=== The exercise ===
Write the material out again exactly.

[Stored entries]
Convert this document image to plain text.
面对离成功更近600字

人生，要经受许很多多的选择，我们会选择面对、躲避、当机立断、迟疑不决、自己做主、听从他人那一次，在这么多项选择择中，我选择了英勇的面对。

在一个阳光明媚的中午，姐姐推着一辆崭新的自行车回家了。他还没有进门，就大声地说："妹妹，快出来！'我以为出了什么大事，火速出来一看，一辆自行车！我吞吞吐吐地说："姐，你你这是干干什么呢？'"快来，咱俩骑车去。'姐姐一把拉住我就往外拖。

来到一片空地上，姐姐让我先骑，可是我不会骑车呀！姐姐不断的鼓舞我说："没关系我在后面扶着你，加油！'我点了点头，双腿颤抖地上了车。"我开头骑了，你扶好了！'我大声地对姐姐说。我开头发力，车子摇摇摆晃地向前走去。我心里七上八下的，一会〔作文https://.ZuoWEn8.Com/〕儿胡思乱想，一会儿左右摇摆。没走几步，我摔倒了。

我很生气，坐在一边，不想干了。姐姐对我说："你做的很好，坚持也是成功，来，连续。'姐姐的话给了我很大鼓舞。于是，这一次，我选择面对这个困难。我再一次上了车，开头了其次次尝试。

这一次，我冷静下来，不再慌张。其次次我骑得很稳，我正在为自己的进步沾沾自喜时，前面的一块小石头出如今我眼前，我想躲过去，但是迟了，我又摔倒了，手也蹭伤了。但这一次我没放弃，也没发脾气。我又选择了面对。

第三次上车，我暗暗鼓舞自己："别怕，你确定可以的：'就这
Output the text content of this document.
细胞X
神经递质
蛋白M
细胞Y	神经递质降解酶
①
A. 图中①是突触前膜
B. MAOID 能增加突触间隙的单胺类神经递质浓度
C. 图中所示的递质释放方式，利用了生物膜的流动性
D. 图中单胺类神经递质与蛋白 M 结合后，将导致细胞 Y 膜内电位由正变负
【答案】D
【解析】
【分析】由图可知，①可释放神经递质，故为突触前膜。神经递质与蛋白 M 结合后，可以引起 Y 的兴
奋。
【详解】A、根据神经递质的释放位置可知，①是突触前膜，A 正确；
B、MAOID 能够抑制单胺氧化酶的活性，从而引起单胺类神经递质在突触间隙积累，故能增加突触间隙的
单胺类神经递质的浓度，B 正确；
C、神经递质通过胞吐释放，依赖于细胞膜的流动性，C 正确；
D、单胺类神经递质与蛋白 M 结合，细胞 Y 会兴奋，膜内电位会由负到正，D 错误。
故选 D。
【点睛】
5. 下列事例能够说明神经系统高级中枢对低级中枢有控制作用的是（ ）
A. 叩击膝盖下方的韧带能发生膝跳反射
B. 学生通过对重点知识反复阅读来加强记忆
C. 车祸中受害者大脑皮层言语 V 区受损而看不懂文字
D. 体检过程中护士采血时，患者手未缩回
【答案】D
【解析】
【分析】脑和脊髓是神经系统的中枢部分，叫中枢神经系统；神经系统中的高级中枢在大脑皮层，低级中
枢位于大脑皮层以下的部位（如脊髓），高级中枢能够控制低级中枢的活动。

=== Answer in full ===
Convert this document image to plain text.
面对离成功更近600字

人生，要经受许很多多的选择，我们会选择面对、躲避、当机立断、迟疑不决、自己做主、听从他人那一次，在这么多项选择择中，我选择了英勇的面对。

在一个阳光明媚的中午，姐姐推着一辆崭新的自行车回家了。他还没有进门，就大声地说："妹妹，快出来！'我以为出了什么大事，火速出来一看，一辆自行车！我吞吞吐吐地说："姐，你你这是干干什么呢？'"快来，咱俩骑车去。'姐姐一把拉住我就往外拖。

来到一片空地上，姐姐让我先骑，可是我不会骑车呀！姐姐不断的鼓舞我说："没关系我在后面扶着你，加油！'我点了点头，双腿颤抖地上了车。"我开头骑了，你扶好了！'我大声地对姐姐说。我开头发力，车子摇摇摆晃地向前走去。我心里七上八下的，一会〔作文https://.ZuoWEn8.Com/〕儿胡思乱想，一会儿左右摇摆。没走几步，我摔倒了。

我很生气，坐在一边，不想干了。姐姐对我说："你做的很好，坚持也是成功，来，连续。'姐姐的话给了我很大鼓舞。于是，这一次，我选择面对这个困难。我再一次上了车，开头了其次次尝试。

这一次，我冷静下来，不再慌张。其次次我骑得很稳，我正在为自己的进步沾沾自喜时，前面的一块小石头出如今我眼前，我想躲过去，但是迟了，我又摔倒了，手也蹭伤了。但这一次我没放弃，也没发脾气。我又选择了面对。

第三次上车，我暗暗鼓舞自己："别怕，你确定可以的：'就这
Output the text content of this document.
细胞X
神经递质
蛋白M
细胞Y	神经递质降解酶
①
A. 图中①是突触前膜
B. MAOID 能增加突触间隙的单胺类神经递质浓度
C. 图中所示的递质释放方式，利用了生物膜的流动性
D. 图中单胺类神经递质与蛋白 M 结合后，将导致细胞 Y 膜内电位由正变负
【答案】D
【解析】
【分析】由图可知，①可释放神经递质，故为突触前膜。神经递质与蛋白 M 结合后，可以引起 Y 的兴
奋。
【详解】A、根据神经递质的释放位置可知，①是突触前膜，A 正确；
B、MAOID 能够抑制单胺氧化酶的活性，从而引起单胺类神经递质在突触间隙积累，故能增加突触间隙的
单胺类神经递质的浓度，B 正确；
C、神经递质通过胞吐释放，依赖于细胞膜的流动性，C 正确；
D、单胺类神经递质与蛋白 M 结合，细胞 Y 会兴奋，膜内电位会由负到正，D 错误。
故选 D。
【点睛】
5. 下列事例能够说明神经系统高级中枢对低级中枢有控制作用的是（ ）
A. 叩击膝盖下方的韧带能发生膝跳反射
B. 学生通过对重点知识反复阅读来加强记忆
C. 车祸中受害者大脑皮层言语 V 区受损而看不懂文字
D. 体检过程中护士采血时，患者手未缩回
【答案】D
【解析】
【分析】脑和脊髓是神经系统的中枢部分，叫中枢神经系统；神经系统中的高级中枢在大脑皮层，低级中
枢位于大脑皮层以下的部位（如脊髓），高级中枢能够控制低级中枢的活动。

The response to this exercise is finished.